begin Provided information
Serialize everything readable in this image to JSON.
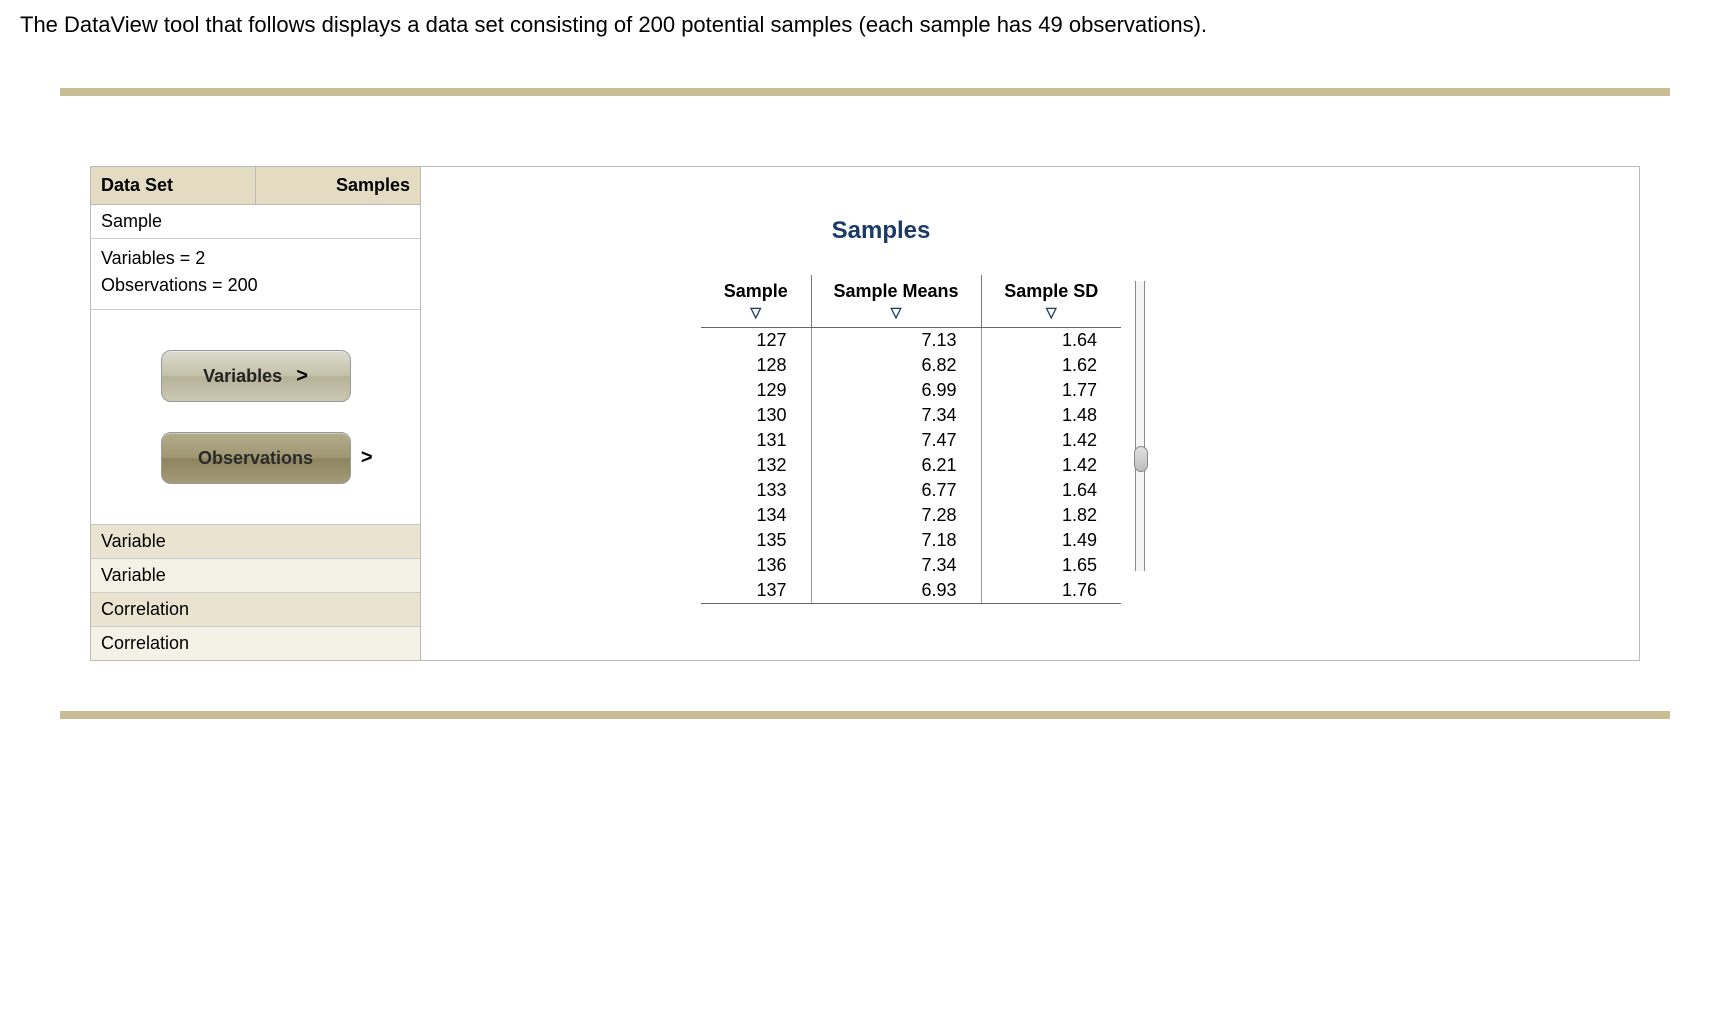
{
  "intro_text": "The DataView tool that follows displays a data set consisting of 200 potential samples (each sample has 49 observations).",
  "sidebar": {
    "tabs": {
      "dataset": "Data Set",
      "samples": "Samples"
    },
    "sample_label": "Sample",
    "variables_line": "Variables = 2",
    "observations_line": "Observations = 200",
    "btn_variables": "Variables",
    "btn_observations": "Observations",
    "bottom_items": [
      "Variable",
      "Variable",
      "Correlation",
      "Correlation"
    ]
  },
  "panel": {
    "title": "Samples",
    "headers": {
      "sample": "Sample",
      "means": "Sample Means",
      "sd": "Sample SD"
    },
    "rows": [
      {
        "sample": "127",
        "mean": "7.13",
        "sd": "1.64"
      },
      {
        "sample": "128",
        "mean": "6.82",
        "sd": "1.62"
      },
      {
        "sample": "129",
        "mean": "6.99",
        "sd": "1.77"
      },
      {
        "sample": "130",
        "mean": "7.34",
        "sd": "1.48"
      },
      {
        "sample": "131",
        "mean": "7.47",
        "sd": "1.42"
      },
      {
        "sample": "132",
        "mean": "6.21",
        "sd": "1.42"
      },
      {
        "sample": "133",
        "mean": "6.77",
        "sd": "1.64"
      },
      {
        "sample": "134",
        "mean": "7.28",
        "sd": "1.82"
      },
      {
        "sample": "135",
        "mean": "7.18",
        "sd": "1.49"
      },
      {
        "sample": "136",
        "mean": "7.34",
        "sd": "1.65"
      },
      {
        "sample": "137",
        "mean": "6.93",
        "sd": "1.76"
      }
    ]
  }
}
end Provided information
begin Provided information
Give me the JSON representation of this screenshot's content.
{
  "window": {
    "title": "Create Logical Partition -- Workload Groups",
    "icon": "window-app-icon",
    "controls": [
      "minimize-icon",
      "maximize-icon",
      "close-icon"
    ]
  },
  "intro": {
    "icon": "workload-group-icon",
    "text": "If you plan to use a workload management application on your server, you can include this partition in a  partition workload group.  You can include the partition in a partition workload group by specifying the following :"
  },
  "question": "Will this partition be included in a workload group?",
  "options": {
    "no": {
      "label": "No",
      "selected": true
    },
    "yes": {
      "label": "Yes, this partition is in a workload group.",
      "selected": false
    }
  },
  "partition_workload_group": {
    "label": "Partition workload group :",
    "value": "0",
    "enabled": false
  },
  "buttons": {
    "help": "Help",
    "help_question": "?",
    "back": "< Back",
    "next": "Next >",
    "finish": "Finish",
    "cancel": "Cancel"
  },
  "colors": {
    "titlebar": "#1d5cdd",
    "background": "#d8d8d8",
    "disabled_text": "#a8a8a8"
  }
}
end Provided information
__What the exercise asks__.
From the entries above, extract each line containing "JSON".

__Reply to the exercise__.
Serialize everything readable in this image to JSON.
Give me the JSON representation of this screenshot's content.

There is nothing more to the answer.